● **Short task**
Below is a listing; reproduce each line of it exactly.

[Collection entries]
┄┄┄┄┄┄┄┄┄┄
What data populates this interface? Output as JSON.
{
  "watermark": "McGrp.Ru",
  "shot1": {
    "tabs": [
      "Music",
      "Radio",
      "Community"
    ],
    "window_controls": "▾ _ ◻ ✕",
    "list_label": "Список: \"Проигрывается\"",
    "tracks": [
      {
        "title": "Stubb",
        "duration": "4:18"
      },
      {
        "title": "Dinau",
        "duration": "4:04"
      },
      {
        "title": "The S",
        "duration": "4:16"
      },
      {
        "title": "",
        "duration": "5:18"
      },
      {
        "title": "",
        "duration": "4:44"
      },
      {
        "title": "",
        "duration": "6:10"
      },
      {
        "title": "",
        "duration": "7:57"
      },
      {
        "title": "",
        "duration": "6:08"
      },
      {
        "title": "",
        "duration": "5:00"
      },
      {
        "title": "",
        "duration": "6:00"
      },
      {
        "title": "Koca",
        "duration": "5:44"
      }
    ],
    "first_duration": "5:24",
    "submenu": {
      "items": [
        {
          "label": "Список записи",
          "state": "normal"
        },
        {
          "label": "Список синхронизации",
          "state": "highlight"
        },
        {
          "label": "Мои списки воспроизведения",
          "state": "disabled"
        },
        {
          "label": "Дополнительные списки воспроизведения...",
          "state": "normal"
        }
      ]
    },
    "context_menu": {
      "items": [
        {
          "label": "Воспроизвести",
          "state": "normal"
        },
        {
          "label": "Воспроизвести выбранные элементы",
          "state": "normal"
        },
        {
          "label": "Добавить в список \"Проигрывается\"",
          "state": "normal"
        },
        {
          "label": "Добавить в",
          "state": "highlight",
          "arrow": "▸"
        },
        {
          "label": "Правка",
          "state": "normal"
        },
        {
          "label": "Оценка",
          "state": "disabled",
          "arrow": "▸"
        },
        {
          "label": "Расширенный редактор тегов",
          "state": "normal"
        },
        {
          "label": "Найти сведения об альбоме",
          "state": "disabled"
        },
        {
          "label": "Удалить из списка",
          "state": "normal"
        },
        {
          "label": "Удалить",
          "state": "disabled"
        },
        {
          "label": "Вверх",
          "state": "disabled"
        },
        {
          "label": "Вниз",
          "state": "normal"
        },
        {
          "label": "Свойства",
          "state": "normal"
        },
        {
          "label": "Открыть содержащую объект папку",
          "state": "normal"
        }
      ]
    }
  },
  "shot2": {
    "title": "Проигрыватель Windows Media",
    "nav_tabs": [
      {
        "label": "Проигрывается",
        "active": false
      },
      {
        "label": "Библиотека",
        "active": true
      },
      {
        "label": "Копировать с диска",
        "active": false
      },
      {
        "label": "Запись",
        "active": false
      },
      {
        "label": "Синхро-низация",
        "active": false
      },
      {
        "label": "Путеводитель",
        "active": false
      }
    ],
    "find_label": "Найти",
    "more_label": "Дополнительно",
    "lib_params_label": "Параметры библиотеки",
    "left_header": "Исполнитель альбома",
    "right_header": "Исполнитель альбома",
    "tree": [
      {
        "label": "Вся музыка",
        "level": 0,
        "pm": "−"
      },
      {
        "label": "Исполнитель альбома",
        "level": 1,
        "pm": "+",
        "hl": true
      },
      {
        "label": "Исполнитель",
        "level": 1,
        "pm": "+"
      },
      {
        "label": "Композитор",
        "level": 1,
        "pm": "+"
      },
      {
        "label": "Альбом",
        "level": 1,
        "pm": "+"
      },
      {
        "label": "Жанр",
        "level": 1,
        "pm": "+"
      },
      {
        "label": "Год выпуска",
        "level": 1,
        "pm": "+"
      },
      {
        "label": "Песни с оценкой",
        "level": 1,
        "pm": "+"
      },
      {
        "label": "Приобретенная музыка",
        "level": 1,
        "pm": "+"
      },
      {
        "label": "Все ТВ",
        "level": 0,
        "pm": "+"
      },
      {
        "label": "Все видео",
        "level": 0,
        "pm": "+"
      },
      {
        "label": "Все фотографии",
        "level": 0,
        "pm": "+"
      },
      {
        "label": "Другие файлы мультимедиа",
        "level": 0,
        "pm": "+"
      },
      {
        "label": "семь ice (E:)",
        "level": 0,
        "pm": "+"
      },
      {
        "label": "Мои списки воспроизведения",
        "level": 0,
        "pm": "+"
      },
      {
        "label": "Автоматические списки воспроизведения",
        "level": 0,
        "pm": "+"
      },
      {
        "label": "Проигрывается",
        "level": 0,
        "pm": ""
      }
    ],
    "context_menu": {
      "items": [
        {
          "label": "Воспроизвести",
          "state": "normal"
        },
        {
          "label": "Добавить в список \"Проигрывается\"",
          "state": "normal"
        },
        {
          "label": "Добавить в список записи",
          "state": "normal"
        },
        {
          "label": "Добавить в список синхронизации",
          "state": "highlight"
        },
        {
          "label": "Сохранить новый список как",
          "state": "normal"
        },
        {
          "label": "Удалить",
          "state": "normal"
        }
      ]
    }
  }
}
┄┄┄┄┄┄┄┄┄┄
● **Exercise answer**
What data populates this interface? Output as JSON.
{
  "watermark": "McGrp.Ru",
  "shot1": {
    "tabs": [
      "Music",
      "Radio",
      "Community"
    ],
    "window_controls": "▾ _ ◻ ✕",
    "list_label": "Список: \"Проигрывается\"",
    "tracks": [
      {
        "title": "Stubb",
        "duration": "4:18"
      },
      {
        "title": "Dinau",
        "duration": "4:04"
      },
      {
        "title": "The S",
        "duration": "4:16"
      },
      {
        "title": "",
        "duration": "5:18"
      },
      {
        "title": "",
        "duration": "4:44"
      },
      {
        "title": "",
        "duration": "6:10"
      },
      {
        "title": "",
        "duration": "7:57"
      },
      {
        "title": "",
        "duration": "6:08"
      },
      {
        "title": "",
        "duration": "5:00"
      },
      {
        "title": "",
        "duration": "6:00"
      },
      {
        "title": "Koca",
        "duration": "5:44"
      }
    ],
    "first_duration": "5:24",
    "submenu": {
      "items": [
        {
          "label": "Список записи",
          "state": "normal"
        },
        {
          "label": "Список синхронизации",
          "state": "highlight"
        },
        {
          "label": "Мои списки воспроизведения",
          "state": "disabled"
        },
        {
          "label": "Дополнительные списки воспроизведения...",
          "state": "normal"
        }
      ]
    },
    "context_menu": {
      "items": [
        {
          "label": "Воспроизвести",
          "state": "normal"
        },
        {
          "label": "Воспроизвести выбранные элементы",
          "state": "normal"
        },
        {
          "label": "Добавить в список \"Проигрывается\"",
          "state": "normal"
        },
        {
          "label": "Добавить в",
          "state": "highlight",
          "arrow": "▸"
        },
        {
          "label": "Правка",
          "state": "normal"
        },
        {
          "label": "Оценка",
          "state": "disabled",
          "arrow": "▸"
        },
        {
          "label": "Расширенный редактор тегов",
          "state": "normal"
        },
        {
          "label": "Найти сведения об альбоме",
          "state": "disabled"
        },
        {
          "label": "Удалить из списка",
          "state": "normal"
        },
        {
          "label": "Удалить",
          "state": "disabled"
        },
        {
          "label": "Вверх",
          "state": "disabled"
        },
        {
          "label": "Вниз",
          "state": "normal"
        },
        {
          "label": "Свойства",
          "state": "normal"
        },
        {
          "label": "Открыть содержащую объект папку",
          "state": "normal"
        }
      ]
    }
  },
  "shot2": {
    "title": "Проигрыватель Windows Media",
    "nav_tabs": [
      {
        "label": "Проигрывается",
        "active": false
      },
      {
        "label": "Библиотека",
        "active": true
      },
      {
        "label": "Копировать с диска",
        "active": false
      },
      {
        "label": "Запись",
        "active": false
      },
      {
        "label": "Синхро-низация",
        "active": false
      },
      {
        "label": "Путеводитель",
        "active": false
      }
    ],
    "find_label": "Найти",
    "more_label": "Дополнительно",
    "lib_params_label": "Параметры библиотеки",
    "left_header": "Исполнитель альбома",
    "right_header": "Исполнитель альбома",
    "tree": [
      {
        "label": "Вся музыка",
        "level": 0,
        "pm": "−"
      },
      {
        "label": "Исполнитель альбома",
        "level": 1,
        "pm": "+",
        "hl": true
      },
      {
        "label": "Исполнитель",
        "level": 1,
        "pm": "+"
      },
      {
        "label": "Композитор",
        "level": 1,
        "pm": "+"
      },
      {
        "label": "Альбом",
        "level": 1,
        "pm": "+"
      },
      {
        "label": "Жанр",
        "level": 1,
        "pm": "+"
      },
      {
        "label": "Год выпуска",
        "level": 1,
        "pm": "+"
      },
      {
        "label": "Песни с оценкой",
        "level": 1,
        "pm": "+"
      },
      {
        "label": "Приобретенная музыка",
        "level": 1,
        "pm": "+"
      },
      {
        "label": "Все ТВ",
        "level": 0,
        "pm": "+"
      },
      {
        "label": "Все видео",
        "level": 0,
        "pm": "+"
      },
      {
        "label": "Все фотографии",
        "level": 0,
        "pm": "+"
      },
      {
        "label": "Другие файлы мультимедиа",
        "level": 0,
        "pm": "+"
      },
      {
        "label": "семь ice (E:)",
        "level": 0,
        "pm": "+"
      },
      {
        "label": "Мои списки воспроизведения",
        "level": 0,
        "pm": "+"
      },
      {
        "label": "Автоматические списки воспроизведения",
        "level": 0,
        "pm": "+"
      },
      {
        "label": "Проигрывается",
        "level": 0,
        "pm": ""
      }
    ],
    "context_menu": {
      "items": [
        {
          "label": "Воспроизвести",
          "state": "normal"
        },
        {
          "label": "Добавить в список \"Проигрывается\"",
          "state": "normal"
        },
        {
          "label": "Добавить в список записи",
          "state": "normal"
        },
        {
          "label": "Добавить в список синхронизации",
          "state": "highlight"
        },
        {
          "label": "Сохранить новый список как",
          "state": "normal"
        },
        {
          "label": "Удалить",
          "state": "normal"
        }
      ]
    }
  }
}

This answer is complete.